■ **INPUT FOR THIS TASK**:
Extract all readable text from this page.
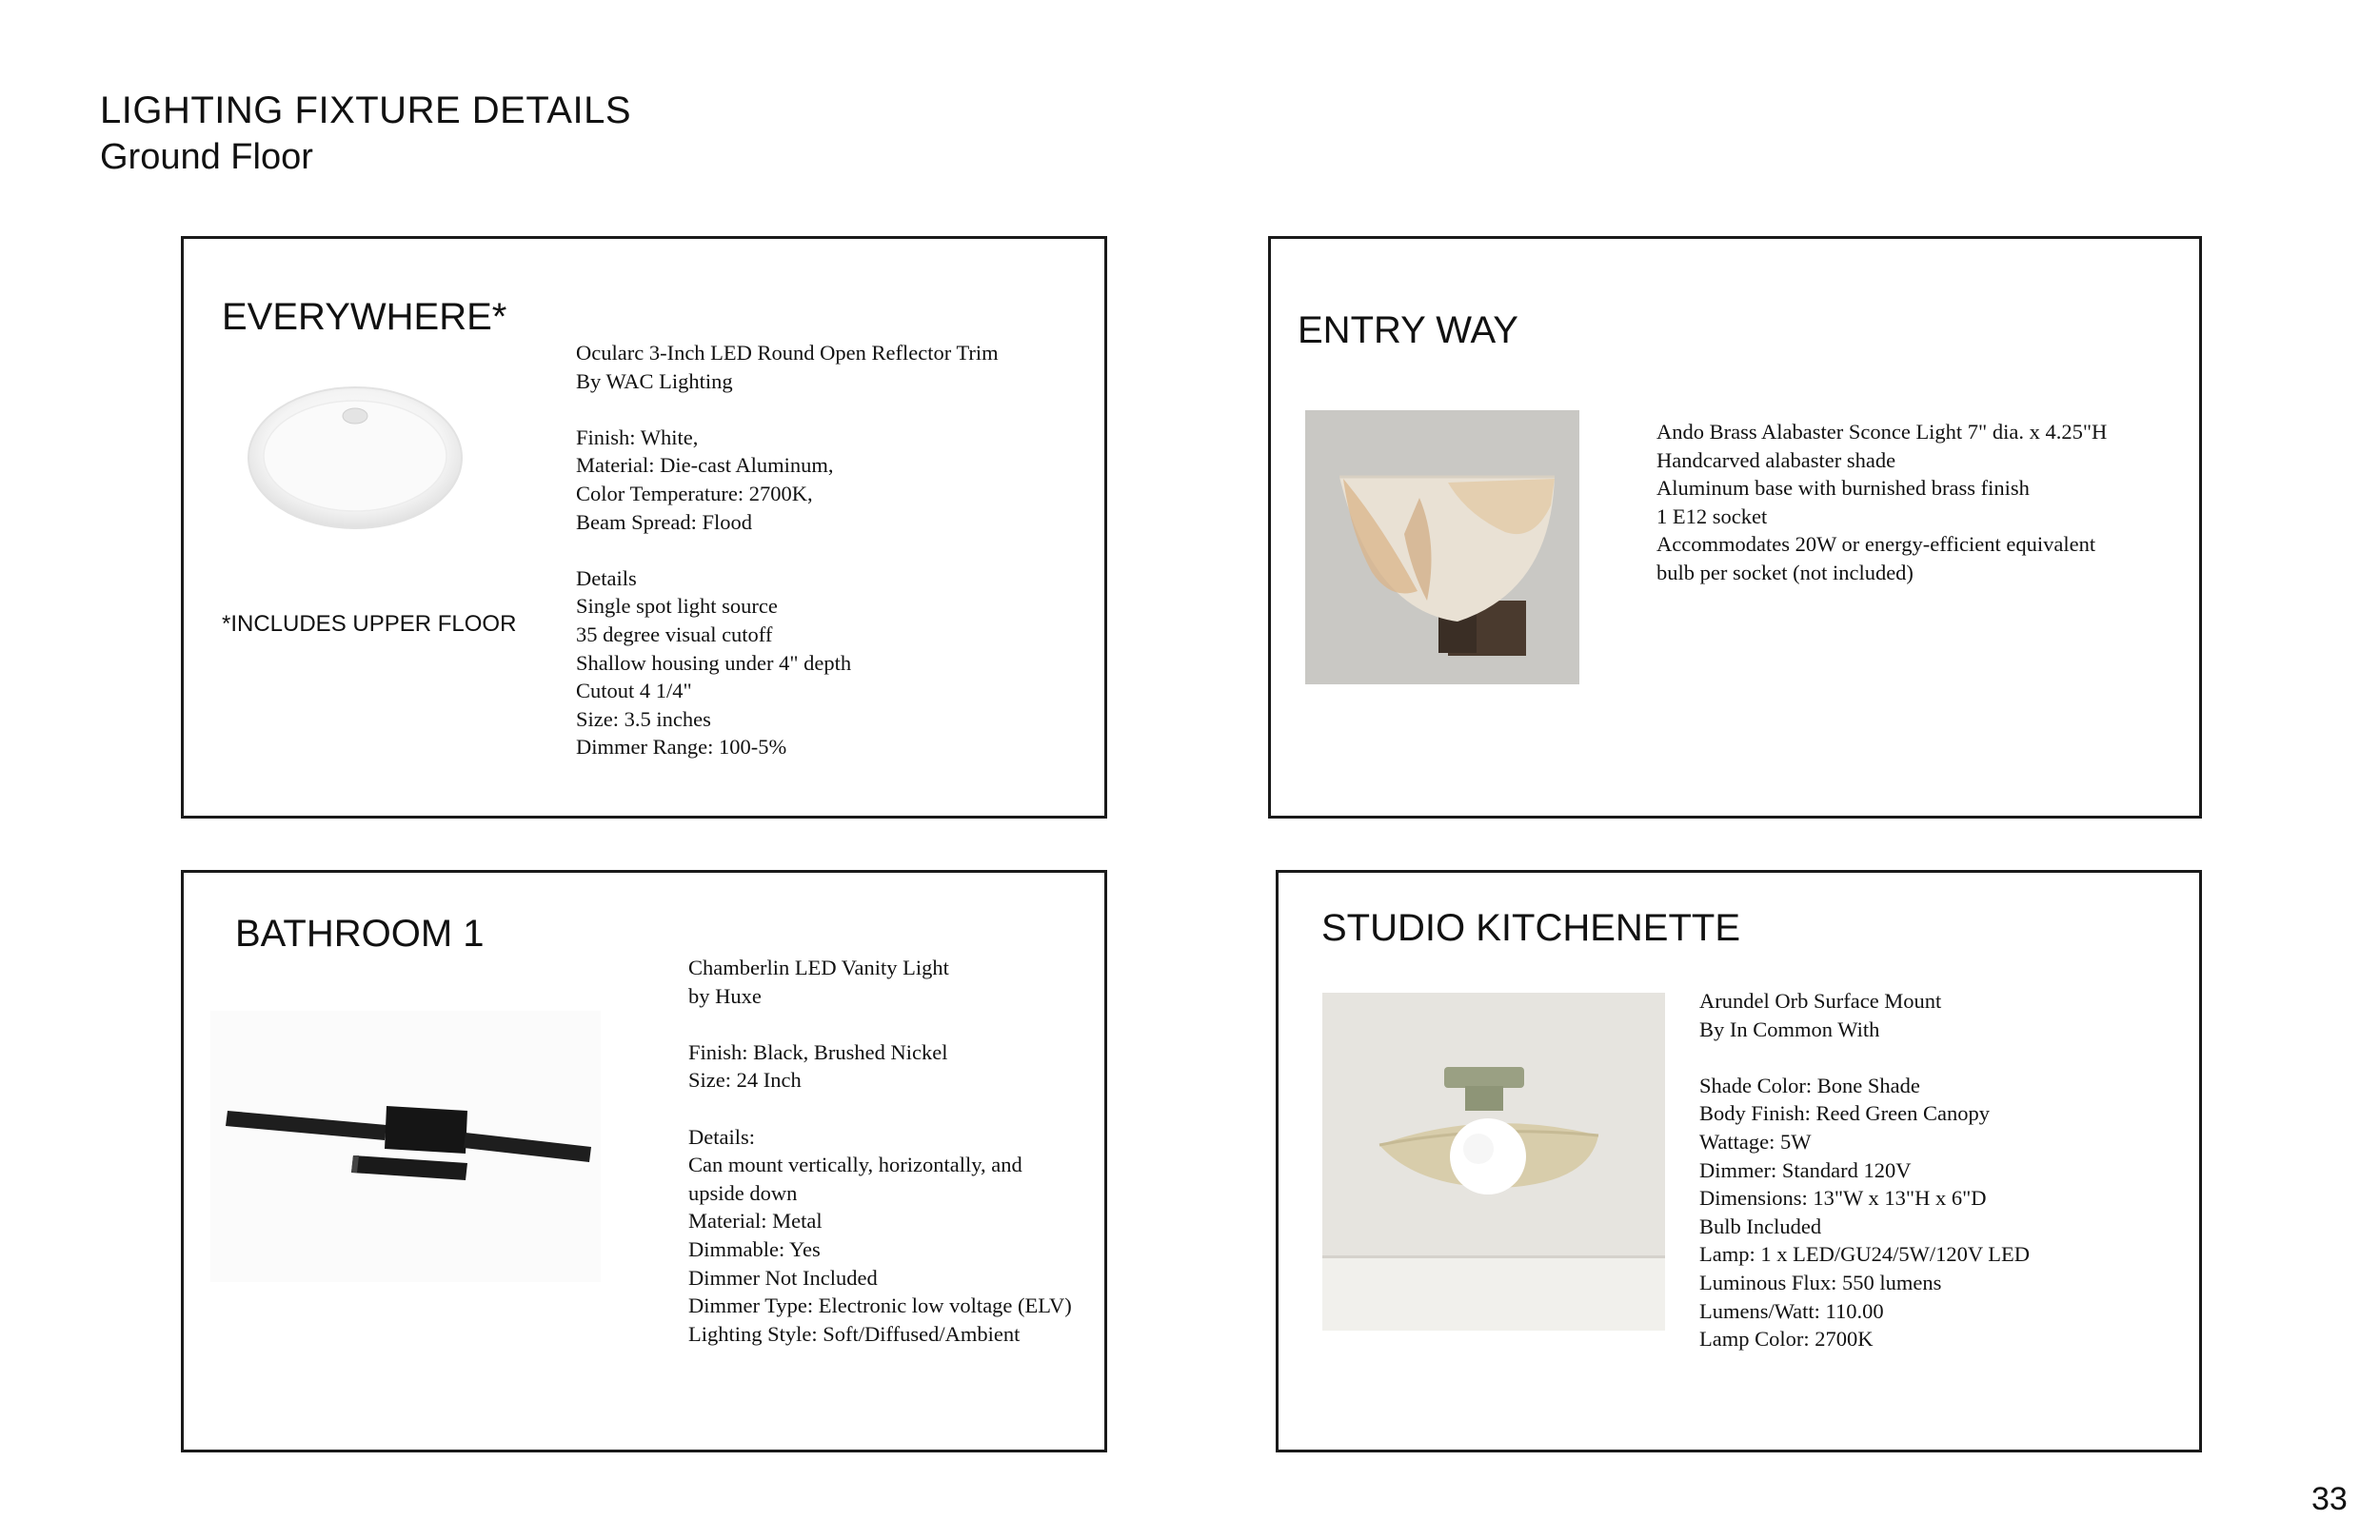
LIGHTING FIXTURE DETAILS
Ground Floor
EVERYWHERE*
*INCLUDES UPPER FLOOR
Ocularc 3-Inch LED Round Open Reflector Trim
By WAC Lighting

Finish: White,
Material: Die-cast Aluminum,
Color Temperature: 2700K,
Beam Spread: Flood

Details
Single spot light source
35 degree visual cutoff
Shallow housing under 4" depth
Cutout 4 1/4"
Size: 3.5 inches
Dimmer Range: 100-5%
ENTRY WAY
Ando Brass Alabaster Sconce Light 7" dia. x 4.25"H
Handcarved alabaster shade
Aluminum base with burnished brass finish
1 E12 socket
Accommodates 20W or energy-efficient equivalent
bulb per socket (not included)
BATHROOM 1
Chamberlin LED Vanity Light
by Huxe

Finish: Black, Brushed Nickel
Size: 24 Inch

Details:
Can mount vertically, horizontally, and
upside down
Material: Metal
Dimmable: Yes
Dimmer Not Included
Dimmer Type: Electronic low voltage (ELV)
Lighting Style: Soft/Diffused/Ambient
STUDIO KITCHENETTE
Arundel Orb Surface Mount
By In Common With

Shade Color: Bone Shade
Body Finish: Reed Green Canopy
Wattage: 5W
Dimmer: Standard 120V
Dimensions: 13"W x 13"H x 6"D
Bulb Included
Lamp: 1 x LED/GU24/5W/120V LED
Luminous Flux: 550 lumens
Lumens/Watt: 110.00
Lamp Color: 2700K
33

---

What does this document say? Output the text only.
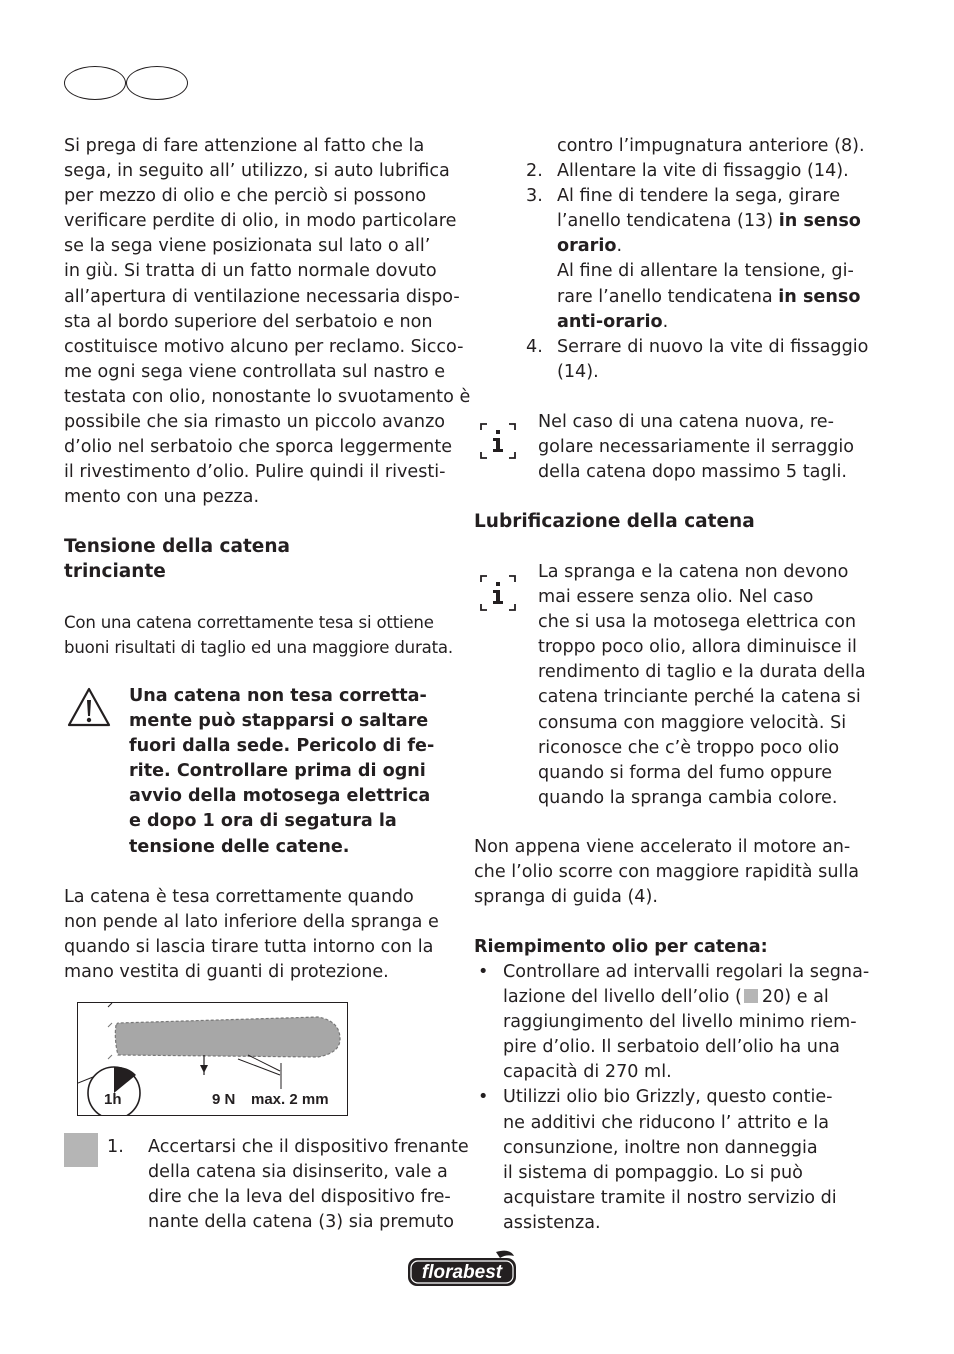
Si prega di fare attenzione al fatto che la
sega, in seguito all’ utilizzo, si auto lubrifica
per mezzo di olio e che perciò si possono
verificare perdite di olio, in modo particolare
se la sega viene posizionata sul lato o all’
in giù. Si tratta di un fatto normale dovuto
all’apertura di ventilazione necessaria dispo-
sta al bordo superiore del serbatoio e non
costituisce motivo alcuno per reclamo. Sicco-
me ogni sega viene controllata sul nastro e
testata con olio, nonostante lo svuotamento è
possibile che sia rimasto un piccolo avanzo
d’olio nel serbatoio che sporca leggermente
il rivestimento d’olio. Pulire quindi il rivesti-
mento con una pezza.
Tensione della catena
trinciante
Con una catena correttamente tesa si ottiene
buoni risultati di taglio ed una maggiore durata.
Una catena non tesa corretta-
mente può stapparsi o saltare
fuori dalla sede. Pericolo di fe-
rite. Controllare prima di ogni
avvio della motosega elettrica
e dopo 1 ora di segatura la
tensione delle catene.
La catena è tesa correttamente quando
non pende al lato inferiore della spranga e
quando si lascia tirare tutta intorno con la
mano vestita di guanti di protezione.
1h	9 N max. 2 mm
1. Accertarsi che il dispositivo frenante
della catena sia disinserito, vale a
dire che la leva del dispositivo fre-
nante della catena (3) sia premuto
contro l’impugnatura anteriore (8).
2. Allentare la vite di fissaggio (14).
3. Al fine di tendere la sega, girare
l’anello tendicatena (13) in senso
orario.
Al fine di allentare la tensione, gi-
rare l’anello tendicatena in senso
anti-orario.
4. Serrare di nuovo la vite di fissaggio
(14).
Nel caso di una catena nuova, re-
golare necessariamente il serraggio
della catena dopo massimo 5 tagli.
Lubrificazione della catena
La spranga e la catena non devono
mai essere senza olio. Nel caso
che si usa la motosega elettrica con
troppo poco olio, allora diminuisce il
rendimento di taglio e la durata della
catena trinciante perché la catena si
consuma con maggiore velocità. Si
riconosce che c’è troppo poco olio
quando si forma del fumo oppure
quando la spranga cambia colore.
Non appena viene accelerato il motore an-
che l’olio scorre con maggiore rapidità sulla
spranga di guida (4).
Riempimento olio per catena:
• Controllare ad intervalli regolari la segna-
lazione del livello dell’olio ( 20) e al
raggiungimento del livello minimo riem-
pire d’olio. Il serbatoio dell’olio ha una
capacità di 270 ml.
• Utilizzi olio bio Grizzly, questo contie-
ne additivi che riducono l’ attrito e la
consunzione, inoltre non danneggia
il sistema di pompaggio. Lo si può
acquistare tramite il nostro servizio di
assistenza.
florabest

■ **STATED PROBLEM**:
Count each line of the data where the word "fatto" appears, then reply with the total only.

■ **RESPONSE**:
2